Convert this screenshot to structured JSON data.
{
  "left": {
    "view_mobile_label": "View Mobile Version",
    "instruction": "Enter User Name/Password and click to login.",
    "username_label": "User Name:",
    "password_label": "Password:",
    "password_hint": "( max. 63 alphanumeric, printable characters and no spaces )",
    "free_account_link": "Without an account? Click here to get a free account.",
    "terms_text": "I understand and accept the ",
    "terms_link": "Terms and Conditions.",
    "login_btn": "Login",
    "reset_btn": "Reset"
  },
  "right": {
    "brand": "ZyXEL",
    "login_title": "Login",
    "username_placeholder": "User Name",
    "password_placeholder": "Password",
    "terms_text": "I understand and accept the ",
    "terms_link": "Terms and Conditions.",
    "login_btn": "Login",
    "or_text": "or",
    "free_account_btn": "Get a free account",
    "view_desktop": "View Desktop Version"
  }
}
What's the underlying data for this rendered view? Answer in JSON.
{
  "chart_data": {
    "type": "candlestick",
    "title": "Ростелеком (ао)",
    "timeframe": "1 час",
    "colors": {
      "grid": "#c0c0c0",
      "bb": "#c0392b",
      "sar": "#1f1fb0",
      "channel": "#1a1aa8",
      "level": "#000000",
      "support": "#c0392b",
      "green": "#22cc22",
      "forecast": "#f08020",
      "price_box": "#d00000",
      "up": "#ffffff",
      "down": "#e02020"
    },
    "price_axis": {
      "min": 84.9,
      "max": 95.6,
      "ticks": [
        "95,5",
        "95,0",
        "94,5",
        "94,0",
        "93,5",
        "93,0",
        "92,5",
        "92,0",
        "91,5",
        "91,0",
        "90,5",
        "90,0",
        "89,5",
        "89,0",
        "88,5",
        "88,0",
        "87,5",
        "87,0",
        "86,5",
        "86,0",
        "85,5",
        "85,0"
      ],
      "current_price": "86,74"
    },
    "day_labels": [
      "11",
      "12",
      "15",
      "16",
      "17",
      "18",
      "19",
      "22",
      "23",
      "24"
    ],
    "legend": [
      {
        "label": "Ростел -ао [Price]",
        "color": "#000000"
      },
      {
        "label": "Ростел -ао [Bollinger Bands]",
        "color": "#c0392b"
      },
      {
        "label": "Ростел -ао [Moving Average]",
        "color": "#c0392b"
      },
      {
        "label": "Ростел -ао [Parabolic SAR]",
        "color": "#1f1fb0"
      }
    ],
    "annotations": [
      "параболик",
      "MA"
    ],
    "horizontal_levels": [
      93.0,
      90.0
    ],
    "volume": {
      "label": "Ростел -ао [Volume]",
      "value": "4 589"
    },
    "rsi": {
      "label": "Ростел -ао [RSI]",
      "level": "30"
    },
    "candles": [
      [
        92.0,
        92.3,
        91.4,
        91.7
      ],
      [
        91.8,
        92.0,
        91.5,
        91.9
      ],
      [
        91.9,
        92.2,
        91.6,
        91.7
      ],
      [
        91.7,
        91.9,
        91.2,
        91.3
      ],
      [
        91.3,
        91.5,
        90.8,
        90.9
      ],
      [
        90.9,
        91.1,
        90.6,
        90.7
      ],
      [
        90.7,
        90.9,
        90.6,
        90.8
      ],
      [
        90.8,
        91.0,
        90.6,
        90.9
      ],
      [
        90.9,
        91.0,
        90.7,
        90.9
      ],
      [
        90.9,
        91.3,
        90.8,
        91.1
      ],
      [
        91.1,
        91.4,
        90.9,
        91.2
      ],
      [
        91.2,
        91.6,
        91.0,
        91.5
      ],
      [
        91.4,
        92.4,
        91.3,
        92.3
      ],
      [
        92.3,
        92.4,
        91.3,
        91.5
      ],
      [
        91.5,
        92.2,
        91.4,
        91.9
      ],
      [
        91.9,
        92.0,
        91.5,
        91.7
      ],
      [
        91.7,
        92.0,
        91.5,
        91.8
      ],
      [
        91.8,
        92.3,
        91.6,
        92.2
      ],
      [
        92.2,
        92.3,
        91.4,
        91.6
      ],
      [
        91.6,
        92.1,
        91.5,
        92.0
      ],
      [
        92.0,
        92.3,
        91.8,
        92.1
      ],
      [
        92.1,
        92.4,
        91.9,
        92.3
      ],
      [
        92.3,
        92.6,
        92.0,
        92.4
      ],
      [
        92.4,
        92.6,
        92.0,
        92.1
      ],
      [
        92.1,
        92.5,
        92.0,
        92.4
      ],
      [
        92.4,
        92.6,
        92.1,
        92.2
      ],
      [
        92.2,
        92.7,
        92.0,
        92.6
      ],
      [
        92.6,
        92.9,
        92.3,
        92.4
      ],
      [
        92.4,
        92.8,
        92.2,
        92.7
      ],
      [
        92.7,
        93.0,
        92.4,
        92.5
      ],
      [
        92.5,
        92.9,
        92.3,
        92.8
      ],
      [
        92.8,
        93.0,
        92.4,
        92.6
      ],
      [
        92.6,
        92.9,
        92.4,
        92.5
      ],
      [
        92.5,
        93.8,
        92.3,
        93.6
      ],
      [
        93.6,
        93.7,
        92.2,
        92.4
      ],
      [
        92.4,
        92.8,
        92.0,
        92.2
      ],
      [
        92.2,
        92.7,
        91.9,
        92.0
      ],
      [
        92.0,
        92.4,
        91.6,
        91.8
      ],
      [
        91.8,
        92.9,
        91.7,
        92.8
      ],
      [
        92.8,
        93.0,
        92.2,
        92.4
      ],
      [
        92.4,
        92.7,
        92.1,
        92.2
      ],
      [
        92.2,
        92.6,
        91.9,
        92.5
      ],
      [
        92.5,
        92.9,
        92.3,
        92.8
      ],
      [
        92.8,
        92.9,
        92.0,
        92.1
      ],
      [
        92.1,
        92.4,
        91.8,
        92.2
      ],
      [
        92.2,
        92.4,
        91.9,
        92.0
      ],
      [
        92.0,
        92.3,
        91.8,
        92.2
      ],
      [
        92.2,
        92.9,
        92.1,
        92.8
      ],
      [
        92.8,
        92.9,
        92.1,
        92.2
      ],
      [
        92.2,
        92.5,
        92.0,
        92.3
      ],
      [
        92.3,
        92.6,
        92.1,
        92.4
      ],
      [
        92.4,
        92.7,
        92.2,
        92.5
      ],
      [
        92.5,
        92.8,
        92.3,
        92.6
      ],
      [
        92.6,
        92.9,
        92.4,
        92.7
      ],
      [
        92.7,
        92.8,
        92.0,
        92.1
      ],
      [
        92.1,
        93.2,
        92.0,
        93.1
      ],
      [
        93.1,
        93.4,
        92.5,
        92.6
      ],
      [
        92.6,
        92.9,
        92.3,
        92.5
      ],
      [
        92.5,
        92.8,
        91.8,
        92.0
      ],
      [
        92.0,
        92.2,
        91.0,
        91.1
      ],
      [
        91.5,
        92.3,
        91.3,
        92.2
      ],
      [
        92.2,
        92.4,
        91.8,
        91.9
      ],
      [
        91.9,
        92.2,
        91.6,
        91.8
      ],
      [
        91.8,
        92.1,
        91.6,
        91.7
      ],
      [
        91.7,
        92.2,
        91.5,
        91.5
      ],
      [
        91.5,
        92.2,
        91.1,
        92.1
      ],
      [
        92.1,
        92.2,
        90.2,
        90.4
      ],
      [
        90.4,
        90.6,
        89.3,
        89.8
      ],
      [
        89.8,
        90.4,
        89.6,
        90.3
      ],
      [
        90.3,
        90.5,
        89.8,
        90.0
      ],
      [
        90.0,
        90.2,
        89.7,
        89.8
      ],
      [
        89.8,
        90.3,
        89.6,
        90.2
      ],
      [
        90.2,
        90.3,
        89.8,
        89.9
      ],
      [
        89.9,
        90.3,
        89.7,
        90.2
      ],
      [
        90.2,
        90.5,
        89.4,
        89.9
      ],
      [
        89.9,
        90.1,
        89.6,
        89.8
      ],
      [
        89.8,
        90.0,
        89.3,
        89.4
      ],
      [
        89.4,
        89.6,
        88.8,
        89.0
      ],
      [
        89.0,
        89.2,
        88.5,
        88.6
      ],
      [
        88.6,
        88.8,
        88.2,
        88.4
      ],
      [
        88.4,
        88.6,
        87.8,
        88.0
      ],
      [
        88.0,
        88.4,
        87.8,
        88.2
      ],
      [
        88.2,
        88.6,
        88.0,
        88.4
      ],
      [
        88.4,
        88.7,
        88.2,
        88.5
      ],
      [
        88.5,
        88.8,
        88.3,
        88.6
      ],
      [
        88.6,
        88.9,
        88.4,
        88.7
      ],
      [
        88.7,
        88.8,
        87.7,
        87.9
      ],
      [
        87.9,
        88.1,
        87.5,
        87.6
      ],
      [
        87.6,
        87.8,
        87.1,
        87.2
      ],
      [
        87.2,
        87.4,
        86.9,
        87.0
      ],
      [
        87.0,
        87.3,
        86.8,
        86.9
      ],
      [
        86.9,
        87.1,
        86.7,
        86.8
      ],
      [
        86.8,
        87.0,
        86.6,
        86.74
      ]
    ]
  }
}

--- WHAT NEEDS TO BE DONE ---
Your answer should be a single number: the count of lines in the data that include the word "User".

--- RESULT OF THE EXERCISE ---
3